Take the material and output all of it exactly.

# [EXTRACTED DATA]
┌──

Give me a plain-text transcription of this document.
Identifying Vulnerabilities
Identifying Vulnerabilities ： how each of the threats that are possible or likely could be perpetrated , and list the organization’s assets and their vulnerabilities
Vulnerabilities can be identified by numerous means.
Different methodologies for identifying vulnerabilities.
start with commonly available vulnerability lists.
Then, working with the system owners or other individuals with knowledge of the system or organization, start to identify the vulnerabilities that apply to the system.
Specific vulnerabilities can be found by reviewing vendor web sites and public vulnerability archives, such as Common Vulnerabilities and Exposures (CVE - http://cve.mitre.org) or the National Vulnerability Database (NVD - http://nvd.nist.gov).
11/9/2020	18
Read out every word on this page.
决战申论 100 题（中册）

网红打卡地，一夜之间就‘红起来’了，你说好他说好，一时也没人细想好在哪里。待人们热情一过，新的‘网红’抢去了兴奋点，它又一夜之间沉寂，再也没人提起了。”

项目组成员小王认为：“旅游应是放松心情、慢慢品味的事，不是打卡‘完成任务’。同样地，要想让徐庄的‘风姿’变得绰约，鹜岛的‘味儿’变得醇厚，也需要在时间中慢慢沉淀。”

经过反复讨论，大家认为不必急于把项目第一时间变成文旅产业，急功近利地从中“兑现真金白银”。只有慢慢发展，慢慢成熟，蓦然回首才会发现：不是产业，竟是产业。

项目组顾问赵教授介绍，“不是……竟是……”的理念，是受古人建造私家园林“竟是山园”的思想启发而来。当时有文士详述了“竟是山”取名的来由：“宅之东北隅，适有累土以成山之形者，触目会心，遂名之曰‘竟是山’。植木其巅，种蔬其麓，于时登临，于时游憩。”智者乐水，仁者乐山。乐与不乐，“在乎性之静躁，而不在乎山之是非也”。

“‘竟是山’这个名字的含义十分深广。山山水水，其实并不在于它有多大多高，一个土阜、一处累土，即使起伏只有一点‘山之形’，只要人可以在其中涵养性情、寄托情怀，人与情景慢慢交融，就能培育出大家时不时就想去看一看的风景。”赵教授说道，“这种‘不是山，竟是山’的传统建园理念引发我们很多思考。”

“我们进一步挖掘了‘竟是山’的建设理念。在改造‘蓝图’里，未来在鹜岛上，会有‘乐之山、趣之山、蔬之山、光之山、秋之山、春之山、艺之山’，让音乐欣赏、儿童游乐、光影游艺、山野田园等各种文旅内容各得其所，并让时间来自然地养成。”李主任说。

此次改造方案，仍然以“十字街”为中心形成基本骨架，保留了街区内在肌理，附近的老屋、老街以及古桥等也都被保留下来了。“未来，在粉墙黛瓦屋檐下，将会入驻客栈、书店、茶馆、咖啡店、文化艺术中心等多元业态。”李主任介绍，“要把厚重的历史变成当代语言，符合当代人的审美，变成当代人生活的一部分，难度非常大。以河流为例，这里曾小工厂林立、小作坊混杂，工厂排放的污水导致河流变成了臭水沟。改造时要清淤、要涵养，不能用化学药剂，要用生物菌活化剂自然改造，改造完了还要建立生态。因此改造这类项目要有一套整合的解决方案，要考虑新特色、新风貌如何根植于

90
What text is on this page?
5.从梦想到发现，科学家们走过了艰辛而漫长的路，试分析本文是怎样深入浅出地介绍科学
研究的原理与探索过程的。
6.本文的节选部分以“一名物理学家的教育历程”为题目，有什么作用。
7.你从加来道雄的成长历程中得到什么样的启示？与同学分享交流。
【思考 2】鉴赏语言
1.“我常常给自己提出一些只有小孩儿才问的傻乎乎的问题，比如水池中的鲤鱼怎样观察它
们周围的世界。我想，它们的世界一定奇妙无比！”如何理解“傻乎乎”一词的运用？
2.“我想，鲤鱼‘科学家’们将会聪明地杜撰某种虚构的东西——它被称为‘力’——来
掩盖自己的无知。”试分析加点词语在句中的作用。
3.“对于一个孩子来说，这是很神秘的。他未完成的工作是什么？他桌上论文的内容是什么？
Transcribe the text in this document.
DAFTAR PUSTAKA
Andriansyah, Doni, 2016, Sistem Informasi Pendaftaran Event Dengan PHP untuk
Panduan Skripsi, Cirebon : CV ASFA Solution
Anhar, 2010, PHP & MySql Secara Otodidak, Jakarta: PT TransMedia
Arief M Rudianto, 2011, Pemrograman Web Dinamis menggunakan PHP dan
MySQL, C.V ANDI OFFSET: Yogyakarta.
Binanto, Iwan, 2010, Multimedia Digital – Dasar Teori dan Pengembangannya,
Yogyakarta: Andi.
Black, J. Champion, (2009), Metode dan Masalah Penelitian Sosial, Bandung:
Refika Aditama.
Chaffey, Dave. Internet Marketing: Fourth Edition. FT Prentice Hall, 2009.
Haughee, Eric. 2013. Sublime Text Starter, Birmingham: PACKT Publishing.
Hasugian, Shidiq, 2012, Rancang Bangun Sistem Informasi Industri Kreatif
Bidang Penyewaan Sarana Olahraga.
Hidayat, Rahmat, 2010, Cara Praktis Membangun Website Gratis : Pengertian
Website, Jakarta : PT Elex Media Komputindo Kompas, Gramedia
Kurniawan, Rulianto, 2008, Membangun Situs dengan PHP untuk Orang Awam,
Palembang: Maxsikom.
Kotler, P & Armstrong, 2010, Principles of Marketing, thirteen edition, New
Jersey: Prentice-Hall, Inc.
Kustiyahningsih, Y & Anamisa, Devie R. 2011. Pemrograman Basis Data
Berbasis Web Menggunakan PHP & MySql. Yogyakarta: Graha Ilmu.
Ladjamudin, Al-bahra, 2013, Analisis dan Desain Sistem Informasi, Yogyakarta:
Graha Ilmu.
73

└──

# [COMPLETE RESPONSE]
Give me a plain-text transcription of this document.
Identifying Vulnerabilities
Identifying Vulnerabilities ： how each of the threats that are possible or likely could be perpetrated , and list the organization’s assets and their vulnerabilities
Vulnerabilities can be identified by numerous means.
Different methodologies for identifying vulnerabilities.
start with commonly available vulnerability lists.
Then, working with the system owners or other individuals with knowledge of the system or organization, start to identify the vulnerabilities that apply to the system.
Specific vulnerabilities can be found by reviewing vendor web sites and public vulnerability archives, such as Common Vulnerabilities and Exposures (CVE - http://cve.mitre.org) or the National Vulnerability Database (NVD - http://nvd.nist.gov).
11/9/2020	18
Read out every word on this page.
决战申论 100 题（中册）

网红打卡地，一夜之间就‘红起来’了，你说好他说好，一时也没人细想好在哪里。待人们热情一过，新的‘网红’抢去了兴奋点，它又一夜之间沉寂，再也没人提起了。”

项目组成员小王认为：“旅游应是放松心情、慢慢品味的事，不是打卡‘完成任务’。同样地，要想让徐庄的‘风姿’变得绰约，鹜岛的‘味儿’变得醇厚，也需要在时间中慢慢沉淀。”

经过反复讨论，大家认为不必急于把项目第一时间变成文旅产业，急功近利地从中“兑现真金白银”。只有慢慢发展，慢慢成熟，蓦然回首才会发现：不是产业，竟是产业。

项目组顾问赵教授介绍，“不是……竟是……”的理念，是受古人建造私家园林“竟是山园”的思想启发而来。当时有文士详述了“竟是山”取名的来由：“宅之东北隅，适有累土以成山之形者，触目会心，遂名之曰‘竟是山’。植木其巅，种蔬其麓，于时登临，于时游憩。”智者乐水，仁者乐山。乐与不乐，“在乎性之静躁，而不在乎山之是非也”。

“‘竟是山’这个名字的含义十分深广。山山水水，其实并不在于它有多大多高，一个土阜、一处累土，即使起伏只有一点‘山之形’，只要人可以在其中涵养性情、寄托情怀，人与情景慢慢交融，就能培育出大家时不时就想去看一看的风景。”赵教授说道，“这种‘不是山，竟是山’的传统建园理念引发我们很多思考。”

“我们进一步挖掘了‘竟是山’的建设理念。在改造‘蓝图’里，未来在鹜岛上，会有‘乐之山、趣之山、蔬之山、光之山、秋之山、春之山、艺之山’，让音乐欣赏、儿童游乐、光影游艺、山野田园等各种文旅内容各得其所，并让时间来自然地养成。”李主任说。

此次改造方案，仍然以“十字街”为中心形成基本骨架，保留了街区内在肌理，附近的老屋、老街以及古桥等也都被保留下来了。“未来，在粉墙黛瓦屋檐下，将会入驻客栈、书店、茶馆、咖啡店、文化艺术中心等多元业态。”李主任介绍，“要把厚重的历史变成当代语言，符合当代人的审美，变成当代人生活的一部分，难度非常大。以河流为例，这里曾小工厂林立、小作坊混杂，工厂排放的污水导致河流变成了臭水沟。改造时要清淤、要涵养，不能用化学药剂，要用生物菌活化剂自然改造，改造完了还要建立生态。因此改造这类项目要有一套整合的解决方案，要考虑新特色、新风貌如何根植于

90
What text is on this page?
5.从梦想到发现，科学家们走过了艰辛而漫长的路，试分析本文是怎样深入浅出地介绍科学
研究的原理与探索过程的。
6.本文的节选部分以“一名物理学家的教育历程”为题目，有什么作用。
7.你从加来道雄的成长历程中得到什么样的启示？与同学分享交流。
【思考 2】鉴赏语言
1.“我常常给自己提出一些只有小孩儿才问的傻乎乎的问题，比如水池中的鲤鱼怎样观察它
们周围的世界。我想，它们的世界一定奇妙无比！”如何理解“傻乎乎”一词的运用？
2.“我想，鲤鱼‘科学家’们将会聪明地杜撰某种虚构的东西——它被称为‘力’——来
掩盖自己的无知。”试分析加点词语在句中的作用。
3.“对于一个孩子来说，这是很神秘的。他未完成的工作是什么？他桌上论文的内容是什么？
Transcribe the text in this document.
DAFTAR PUSTAKA
Andriansyah, Doni, 2016, Sistem Informasi Pendaftaran Event Dengan PHP untuk
Panduan Skripsi, Cirebon : CV ASFA Solution
Anhar, 2010, PHP & MySql Secara Otodidak, Jakarta: PT TransMedia
Arief M Rudianto, 2011, Pemrograman Web Dinamis menggunakan PHP dan
MySQL, C.V ANDI OFFSET: Yogyakarta.
Binanto, Iwan, 2010, Multimedia Digital – Dasar Teori dan Pengembangannya,
Yogyakarta: Andi.
Black, J. Champion, (2009), Metode dan Masalah Penelitian Sosial, Bandung:
Refika Aditama.
Chaffey, Dave. Internet Marketing: Fourth Edition. FT Prentice Hall, 2009.
Haughee, Eric. 2013. Sublime Text Starter, Birmingham: PACKT Publishing.
Hasugian, Shidiq, 2012, Rancang Bangun Sistem Informasi Industri Kreatif
Bidang Penyewaan Sarana Olahraga.
Hidayat, Rahmat, 2010, Cara Praktis Membangun Website Gratis : Pengertian
Website, Jakarta : PT Elex Media Komputindo Kompas, Gramedia
Kurniawan, Rulianto, 2008, Membangun Situs dengan PHP untuk Orang Awam,
Palembang: Maxsikom.
Kotler, P & Armstrong, 2010, Principles of Marketing, thirteen edition, New
Jersey: Prentice-Hall, Inc.
Kustiyahningsih, Y & Anamisa, Devie R. 2011. Pemrograman Basis Data
Berbasis Web Menggunakan PHP & MySql. Yogyakarta: Graha Ilmu.
Ladjamudin, Al-bahra, 2013, Analisis dan Desain Sistem Informasi, Yogyakarta:
Graha Ilmu.
73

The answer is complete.